WORK TO BE COMPLETED: Pull every row below verbatim into your reply, keeping their original order.

DATA PROVIDED:
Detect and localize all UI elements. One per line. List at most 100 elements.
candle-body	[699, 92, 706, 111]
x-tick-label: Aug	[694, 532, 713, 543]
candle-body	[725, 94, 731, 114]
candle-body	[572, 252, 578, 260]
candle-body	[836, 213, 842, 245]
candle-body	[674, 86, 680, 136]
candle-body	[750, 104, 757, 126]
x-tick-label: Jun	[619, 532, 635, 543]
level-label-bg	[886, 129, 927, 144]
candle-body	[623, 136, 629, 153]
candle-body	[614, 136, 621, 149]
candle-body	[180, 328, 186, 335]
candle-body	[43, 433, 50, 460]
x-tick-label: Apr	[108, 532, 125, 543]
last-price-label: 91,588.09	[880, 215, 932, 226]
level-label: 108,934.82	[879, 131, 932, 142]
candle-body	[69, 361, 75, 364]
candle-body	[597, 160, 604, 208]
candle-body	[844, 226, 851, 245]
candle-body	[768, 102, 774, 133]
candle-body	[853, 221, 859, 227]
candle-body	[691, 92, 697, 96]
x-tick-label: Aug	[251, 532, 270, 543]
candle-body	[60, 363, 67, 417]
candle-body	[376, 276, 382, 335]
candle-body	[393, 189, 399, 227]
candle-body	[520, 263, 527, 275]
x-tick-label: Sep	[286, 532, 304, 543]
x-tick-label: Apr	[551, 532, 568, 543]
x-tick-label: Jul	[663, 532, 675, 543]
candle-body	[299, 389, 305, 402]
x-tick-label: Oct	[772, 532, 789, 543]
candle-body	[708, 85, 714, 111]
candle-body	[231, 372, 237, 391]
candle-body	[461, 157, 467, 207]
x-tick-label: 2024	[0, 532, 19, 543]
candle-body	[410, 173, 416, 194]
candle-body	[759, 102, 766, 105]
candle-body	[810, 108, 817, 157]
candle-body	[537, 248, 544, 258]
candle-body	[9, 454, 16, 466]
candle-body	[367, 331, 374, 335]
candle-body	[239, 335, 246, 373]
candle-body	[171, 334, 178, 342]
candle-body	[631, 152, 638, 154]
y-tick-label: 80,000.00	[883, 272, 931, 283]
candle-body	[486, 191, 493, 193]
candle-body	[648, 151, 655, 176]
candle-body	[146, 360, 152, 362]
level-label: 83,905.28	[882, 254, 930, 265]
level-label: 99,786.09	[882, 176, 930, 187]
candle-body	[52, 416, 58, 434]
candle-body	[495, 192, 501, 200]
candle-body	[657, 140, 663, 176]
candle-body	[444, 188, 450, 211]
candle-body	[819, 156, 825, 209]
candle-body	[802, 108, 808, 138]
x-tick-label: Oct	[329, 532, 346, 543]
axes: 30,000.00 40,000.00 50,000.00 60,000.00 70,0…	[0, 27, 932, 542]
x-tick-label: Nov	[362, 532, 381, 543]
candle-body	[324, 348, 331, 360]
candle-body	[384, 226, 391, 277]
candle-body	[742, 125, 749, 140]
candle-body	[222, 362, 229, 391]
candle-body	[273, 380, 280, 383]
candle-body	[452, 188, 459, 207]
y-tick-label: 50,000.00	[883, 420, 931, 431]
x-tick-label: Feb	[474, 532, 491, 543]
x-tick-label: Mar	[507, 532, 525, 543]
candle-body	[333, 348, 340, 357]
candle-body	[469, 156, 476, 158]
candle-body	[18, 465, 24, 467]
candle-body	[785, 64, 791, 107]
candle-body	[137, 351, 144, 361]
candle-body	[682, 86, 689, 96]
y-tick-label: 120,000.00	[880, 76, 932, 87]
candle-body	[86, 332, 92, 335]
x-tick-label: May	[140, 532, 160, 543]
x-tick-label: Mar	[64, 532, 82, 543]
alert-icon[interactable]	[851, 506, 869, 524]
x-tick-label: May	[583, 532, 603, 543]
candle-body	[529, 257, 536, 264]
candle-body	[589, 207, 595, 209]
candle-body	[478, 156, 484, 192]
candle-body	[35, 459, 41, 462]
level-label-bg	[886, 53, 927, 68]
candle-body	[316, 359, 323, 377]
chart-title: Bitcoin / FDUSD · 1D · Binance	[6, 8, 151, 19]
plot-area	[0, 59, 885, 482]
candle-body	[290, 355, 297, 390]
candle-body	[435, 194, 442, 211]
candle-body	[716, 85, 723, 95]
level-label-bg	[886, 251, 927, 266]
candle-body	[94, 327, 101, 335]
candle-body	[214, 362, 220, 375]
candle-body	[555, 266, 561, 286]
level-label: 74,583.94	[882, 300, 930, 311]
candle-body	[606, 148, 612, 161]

EXERCISE RESULT:
Detect and localize all UI elements. One per line. List at most 100 elements.
candle-body	[699, 92, 706, 111]
x-tick-label: Aug	[694, 532, 713, 543]
candle-body	[725, 94, 731, 114]
candle-body	[572, 252, 578, 260]
candle-body	[836, 213, 842, 245]
candle-body	[674, 86, 680, 136]
candle-body	[750, 104, 757, 126]
x-tick-label: Jun	[619, 532, 635, 543]
level-label-bg	[886, 129, 927, 144]
candle-body	[623, 136, 629, 153]
candle-body	[614, 136, 621, 149]
candle-body	[180, 328, 186, 335]
candle-body	[43, 433, 50, 460]
x-tick-label: Apr	[108, 532, 125, 543]
last-price-label: 91,588.09	[880, 215, 932, 226]
level-label: 108,934.82	[879, 131, 932, 142]
candle-body	[69, 361, 75, 364]
candle-body	[597, 160, 604, 208]
candle-body	[844, 226, 851, 245]
candle-body	[768, 102, 774, 133]
candle-body	[853, 221, 859, 227]
candle-body	[691, 92, 697, 96]
x-tick-label: Aug	[251, 532, 270, 543]
candle-body	[60, 363, 67, 417]
candle-body	[376, 276, 382, 335]
candle-body	[393, 189, 399, 227]
candle-body	[520, 263, 527, 275]
x-tick-label: Sep	[286, 532, 304, 543]
x-tick-label: Apr	[551, 532, 568, 543]
x-tick-label: Jul	[663, 532, 675, 543]
candle-body	[299, 389, 305, 402]
x-tick-label: Oct	[772, 532, 789, 543]
candle-body	[708, 85, 714, 111]
candle-body	[231, 372, 237, 391]
candle-body	[461, 157, 467, 207]
x-tick-label: 2024	[0, 532, 19, 543]
candle-body	[410, 173, 416, 194]
candle-body	[759, 102, 766, 105]
candle-body	[810, 108, 817, 157]
candle-body	[537, 248, 544, 258]
candle-body	[9, 454, 16, 466]
candle-body	[367, 331, 374, 335]
candle-body	[239, 335, 246, 373]
candle-body	[171, 334, 178, 342]
candle-body	[631, 152, 638, 154]
y-tick-label: 80,000.00	[883, 272, 931, 283]
candle-body	[486, 191, 493, 193]
candle-body	[648, 151, 655, 176]
candle-body	[146, 360, 152, 362]
level-label: 83,905.28	[882, 254, 930, 265]
level-label: 99,786.09	[882, 176, 930, 187]
candle-body	[52, 416, 58, 434]
candle-body	[495, 192, 501, 200]
candle-body	[657, 140, 663, 176]
candle-body	[444, 188, 450, 211]
candle-body	[819, 156, 825, 209]
candle-body	[802, 108, 808, 138]
x-tick-label: Oct	[329, 532, 346, 543]
axes: 30,000.00 40,000.00 50,000.00 60,000.00 70,0…	[0, 27, 932, 542]
x-tick-label: Nov	[362, 532, 381, 543]
candle-body	[324, 348, 331, 360]
candle-body	[384, 226, 391, 277]
candle-body	[742, 125, 749, 140]
candle-body	[222, 362, 229, 391]
candle-body	[273, 380, 280, 383]
candle-body	[452, 188, 459, 207]
y-tick-label: 50,000.00	[883, 420, 931, 431]
x-tick-label: Feb	[474, 532, 491, 543]
x-tick-label: Mar	[507, 532, 525, 543]
candle-body	[333, 348, 340, 357]
candle-body	[469, 156, 476, 158]
candle-body	[18, 465, 24, 467]
candle-body	[785, 64, 791, 107]
candle-body	[137, 351, 144, 361]
candle-body	[682, 86, 689, 96]
y-tick-label: 120,000.00	[880, 76, 932, 87]
candle-body	[86, 332, 92, 335]
x-tick-label: May	[140, 532, 160, 543]
x-tick-label: Mar	[64, 532, 82, 543]
alert-icon[interactable]	[851, 506, 869, 524]
x-tick-label: May	[583, 532, 603, 543]
candle-body	[529, 257, 536, 264]
candle-body	[589, 207, 595, 209]
candle-body	[478, 156, 484, 192]
candle-body	[35, 459, 41, 462]
level-label-bg	[886, 53, 927, 68]
candle-body	[316, 359, 323, 377]
chart-title: Bitcoin / FDUSD · 1D · Binance	[6, 8, 151, 19]
plot-area	[0, 59, 885, 482]
candle-body	[290, 355, 297, 390]
candle-body	[435, 194, 442, 211]
candle-body	[716, 85, 723, 95]
level-label-bg	[886, 251, 927, 266]
candle-body	[94, 327, 101, 335]
candle-body	[214, 362, 220, 375]
candle-body	[555, 266, 561, 286]
level-label: 74,583.94	[882, 300, 930, 311]
candle-body	[606, 148, 612, 161]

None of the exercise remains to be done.